:: LISTED ENTRIES ::
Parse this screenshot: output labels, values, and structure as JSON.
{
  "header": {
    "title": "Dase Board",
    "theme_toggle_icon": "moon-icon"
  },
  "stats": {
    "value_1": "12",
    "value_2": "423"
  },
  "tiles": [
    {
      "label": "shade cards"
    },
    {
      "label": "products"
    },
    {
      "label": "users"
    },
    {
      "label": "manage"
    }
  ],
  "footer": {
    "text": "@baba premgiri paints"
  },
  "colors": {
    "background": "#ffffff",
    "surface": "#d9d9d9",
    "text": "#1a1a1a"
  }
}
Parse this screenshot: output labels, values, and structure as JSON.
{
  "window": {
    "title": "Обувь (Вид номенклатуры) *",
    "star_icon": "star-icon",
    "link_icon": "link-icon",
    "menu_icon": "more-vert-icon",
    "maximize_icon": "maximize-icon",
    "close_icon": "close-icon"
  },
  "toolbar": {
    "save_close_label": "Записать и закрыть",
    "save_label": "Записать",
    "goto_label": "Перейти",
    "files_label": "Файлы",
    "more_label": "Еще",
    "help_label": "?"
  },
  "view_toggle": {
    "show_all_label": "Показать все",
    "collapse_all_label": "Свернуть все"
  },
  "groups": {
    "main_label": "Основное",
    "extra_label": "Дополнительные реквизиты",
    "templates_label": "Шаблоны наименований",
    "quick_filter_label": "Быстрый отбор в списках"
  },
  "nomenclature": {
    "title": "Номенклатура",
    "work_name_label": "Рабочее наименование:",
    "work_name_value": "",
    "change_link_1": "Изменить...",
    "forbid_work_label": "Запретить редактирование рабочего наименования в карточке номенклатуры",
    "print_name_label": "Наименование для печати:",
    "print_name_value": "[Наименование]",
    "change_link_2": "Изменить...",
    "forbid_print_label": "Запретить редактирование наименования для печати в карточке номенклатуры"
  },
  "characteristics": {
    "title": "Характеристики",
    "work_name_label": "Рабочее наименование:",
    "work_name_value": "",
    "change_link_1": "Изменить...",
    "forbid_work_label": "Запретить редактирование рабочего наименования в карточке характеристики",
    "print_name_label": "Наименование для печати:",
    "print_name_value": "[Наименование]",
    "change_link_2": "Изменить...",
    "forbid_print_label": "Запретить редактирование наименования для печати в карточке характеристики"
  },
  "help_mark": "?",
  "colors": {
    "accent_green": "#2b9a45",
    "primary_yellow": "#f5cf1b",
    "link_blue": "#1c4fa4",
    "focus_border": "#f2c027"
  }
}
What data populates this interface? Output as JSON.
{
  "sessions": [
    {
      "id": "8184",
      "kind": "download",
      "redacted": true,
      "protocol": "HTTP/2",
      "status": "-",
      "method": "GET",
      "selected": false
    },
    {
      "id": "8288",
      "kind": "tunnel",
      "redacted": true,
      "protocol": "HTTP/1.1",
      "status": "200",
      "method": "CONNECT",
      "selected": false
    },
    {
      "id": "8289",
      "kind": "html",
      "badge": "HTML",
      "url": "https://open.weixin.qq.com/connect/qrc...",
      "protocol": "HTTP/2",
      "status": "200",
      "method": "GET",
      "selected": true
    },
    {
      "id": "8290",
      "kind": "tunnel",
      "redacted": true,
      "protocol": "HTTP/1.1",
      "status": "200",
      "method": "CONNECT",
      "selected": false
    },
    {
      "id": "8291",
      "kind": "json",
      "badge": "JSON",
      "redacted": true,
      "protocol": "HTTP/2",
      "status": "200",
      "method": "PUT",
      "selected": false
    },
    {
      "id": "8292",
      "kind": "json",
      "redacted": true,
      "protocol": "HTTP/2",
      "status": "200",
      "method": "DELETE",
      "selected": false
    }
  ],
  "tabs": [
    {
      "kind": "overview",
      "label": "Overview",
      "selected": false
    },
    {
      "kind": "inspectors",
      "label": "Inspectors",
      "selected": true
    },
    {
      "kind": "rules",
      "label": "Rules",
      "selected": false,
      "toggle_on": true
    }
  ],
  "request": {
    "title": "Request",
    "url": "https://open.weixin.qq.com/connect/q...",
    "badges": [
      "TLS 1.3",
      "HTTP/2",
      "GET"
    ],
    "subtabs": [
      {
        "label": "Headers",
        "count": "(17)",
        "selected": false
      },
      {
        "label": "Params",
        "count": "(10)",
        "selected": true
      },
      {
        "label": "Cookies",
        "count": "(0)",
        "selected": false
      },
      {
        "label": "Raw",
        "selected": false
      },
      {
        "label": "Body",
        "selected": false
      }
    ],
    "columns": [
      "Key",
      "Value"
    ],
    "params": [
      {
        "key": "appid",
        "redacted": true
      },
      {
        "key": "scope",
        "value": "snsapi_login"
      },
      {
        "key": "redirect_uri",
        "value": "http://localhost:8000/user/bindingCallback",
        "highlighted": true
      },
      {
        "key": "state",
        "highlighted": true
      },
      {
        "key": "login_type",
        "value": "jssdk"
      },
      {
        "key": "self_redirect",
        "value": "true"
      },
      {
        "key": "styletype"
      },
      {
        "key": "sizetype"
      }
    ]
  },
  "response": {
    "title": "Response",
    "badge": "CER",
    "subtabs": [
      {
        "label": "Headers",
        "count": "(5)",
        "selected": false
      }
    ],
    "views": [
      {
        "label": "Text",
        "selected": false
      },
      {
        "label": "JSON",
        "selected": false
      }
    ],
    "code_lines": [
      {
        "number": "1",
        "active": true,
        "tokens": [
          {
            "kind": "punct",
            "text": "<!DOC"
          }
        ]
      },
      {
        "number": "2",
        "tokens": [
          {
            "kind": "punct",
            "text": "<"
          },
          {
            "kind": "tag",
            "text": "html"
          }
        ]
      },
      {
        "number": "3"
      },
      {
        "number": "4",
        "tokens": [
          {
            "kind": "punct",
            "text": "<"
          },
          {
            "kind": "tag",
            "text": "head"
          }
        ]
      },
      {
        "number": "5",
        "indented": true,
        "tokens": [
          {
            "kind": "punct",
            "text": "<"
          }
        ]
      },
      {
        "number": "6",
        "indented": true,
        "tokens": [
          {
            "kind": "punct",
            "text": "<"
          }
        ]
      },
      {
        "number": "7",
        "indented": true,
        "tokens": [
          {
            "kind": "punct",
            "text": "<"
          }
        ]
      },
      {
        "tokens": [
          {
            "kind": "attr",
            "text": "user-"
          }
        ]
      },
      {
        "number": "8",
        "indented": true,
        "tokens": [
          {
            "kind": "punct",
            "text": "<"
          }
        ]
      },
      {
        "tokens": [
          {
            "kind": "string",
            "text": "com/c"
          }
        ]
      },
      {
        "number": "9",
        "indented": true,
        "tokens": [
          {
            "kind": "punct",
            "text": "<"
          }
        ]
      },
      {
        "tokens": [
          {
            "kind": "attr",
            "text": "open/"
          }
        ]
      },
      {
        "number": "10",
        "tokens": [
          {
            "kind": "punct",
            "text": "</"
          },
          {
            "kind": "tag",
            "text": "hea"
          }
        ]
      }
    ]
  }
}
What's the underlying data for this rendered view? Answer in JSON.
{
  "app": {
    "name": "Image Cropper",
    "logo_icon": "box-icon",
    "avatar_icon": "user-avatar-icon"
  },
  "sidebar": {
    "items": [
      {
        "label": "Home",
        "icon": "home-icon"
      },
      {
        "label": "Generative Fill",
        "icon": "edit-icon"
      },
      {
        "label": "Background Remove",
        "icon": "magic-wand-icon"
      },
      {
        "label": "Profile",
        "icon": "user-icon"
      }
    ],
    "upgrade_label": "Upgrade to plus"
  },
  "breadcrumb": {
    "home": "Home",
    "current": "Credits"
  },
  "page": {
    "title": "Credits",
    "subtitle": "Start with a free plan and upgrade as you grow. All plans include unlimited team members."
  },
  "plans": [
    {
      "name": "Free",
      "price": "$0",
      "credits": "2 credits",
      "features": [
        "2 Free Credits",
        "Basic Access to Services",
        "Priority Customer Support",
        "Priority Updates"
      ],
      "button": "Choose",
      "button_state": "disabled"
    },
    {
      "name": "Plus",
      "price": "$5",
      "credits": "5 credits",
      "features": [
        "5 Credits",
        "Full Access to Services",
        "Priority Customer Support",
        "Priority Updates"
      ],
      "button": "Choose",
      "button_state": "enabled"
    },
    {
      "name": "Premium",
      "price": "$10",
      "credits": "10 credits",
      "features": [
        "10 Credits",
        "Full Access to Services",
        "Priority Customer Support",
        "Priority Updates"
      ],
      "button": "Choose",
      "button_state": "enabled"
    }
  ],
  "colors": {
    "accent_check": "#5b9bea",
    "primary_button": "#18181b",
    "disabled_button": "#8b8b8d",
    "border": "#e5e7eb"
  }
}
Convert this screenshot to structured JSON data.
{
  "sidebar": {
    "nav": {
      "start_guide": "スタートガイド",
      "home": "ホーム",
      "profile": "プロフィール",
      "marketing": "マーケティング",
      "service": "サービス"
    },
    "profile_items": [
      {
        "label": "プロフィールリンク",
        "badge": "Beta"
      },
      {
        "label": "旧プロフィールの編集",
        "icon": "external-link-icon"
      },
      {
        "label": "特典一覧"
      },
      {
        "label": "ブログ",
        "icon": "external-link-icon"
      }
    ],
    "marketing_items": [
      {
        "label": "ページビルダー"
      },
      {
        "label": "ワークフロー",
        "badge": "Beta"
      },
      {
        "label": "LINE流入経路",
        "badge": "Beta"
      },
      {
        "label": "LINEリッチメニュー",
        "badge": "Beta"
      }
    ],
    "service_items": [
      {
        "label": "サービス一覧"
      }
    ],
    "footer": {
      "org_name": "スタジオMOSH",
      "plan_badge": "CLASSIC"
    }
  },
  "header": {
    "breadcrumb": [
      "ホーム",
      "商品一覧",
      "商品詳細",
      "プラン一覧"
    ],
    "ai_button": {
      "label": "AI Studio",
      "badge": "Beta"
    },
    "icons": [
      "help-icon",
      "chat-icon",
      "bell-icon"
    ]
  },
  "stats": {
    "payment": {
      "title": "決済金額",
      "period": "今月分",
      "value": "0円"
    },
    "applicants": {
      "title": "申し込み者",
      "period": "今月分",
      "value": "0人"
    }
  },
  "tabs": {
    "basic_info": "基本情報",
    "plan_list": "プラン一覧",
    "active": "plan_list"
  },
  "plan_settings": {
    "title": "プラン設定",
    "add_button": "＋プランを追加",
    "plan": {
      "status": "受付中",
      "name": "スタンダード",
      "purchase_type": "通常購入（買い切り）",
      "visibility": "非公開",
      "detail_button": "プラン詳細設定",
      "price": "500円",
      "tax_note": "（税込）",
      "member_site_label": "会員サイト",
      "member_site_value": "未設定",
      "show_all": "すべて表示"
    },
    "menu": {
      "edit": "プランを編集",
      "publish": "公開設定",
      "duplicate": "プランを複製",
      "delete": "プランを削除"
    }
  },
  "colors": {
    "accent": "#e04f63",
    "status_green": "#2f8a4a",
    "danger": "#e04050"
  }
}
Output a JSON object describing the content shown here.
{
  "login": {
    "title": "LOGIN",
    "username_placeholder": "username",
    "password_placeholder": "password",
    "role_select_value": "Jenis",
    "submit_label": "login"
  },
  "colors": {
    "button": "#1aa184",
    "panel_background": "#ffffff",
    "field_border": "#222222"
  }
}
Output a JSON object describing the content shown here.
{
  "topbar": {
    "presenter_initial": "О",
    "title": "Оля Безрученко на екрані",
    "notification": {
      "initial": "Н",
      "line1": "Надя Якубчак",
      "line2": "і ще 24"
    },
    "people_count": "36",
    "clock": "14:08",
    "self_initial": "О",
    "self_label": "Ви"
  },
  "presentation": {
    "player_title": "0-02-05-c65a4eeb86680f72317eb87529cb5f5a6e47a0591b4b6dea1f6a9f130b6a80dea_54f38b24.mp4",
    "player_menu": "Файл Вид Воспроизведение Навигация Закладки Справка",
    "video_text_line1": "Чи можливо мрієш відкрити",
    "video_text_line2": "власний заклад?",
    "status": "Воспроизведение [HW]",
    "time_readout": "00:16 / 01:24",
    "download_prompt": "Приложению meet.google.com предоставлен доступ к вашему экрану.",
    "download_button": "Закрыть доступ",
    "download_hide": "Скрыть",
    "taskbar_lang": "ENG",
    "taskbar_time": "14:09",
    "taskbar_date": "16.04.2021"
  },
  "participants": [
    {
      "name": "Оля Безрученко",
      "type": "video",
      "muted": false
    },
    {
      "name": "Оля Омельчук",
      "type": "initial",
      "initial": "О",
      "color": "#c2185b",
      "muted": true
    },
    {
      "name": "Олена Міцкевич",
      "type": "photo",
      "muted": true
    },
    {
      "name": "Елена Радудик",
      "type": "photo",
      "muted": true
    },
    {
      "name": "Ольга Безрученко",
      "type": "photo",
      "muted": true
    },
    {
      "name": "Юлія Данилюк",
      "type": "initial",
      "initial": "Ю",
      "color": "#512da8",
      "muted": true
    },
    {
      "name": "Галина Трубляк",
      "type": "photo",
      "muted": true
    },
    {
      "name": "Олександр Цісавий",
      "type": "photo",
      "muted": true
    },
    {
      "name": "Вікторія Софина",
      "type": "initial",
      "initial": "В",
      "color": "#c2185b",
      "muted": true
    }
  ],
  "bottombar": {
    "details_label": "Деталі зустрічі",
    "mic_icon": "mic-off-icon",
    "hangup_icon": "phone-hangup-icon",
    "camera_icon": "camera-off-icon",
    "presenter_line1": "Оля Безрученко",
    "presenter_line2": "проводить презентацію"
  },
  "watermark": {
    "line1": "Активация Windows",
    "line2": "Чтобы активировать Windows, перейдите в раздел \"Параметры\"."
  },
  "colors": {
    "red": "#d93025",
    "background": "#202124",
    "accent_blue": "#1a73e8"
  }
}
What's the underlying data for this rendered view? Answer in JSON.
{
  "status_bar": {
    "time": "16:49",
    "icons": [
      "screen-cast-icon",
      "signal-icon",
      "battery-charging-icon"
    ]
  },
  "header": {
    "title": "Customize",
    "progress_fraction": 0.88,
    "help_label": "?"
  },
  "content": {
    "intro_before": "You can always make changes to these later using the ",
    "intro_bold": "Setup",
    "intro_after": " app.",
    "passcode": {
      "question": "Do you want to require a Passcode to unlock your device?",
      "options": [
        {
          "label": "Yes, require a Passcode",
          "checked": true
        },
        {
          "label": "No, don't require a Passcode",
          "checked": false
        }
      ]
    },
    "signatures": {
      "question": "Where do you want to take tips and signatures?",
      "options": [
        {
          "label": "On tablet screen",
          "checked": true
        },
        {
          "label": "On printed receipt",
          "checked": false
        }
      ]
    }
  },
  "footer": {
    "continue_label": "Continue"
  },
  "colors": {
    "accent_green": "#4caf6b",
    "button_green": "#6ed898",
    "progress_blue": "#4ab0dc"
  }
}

:: THE EXERCISE ::
Scan the material above. Extract every line in which the word "Запретить" occurs.

:: TASK OUTPUT ::
    "forbid_work_label": "Запретить редактирование рабочего наименования в карточке номенклатуры",
    "forbid_print_label": "Запретить редактирование наименования для печати в карточке номенклатуры"
    "forbid_work_label": "Запретить редактирование рабочего наименования в карточке характеристики",
    "forbid_print_label": "Запретить редактирование наименования для печати в карточке характеристики"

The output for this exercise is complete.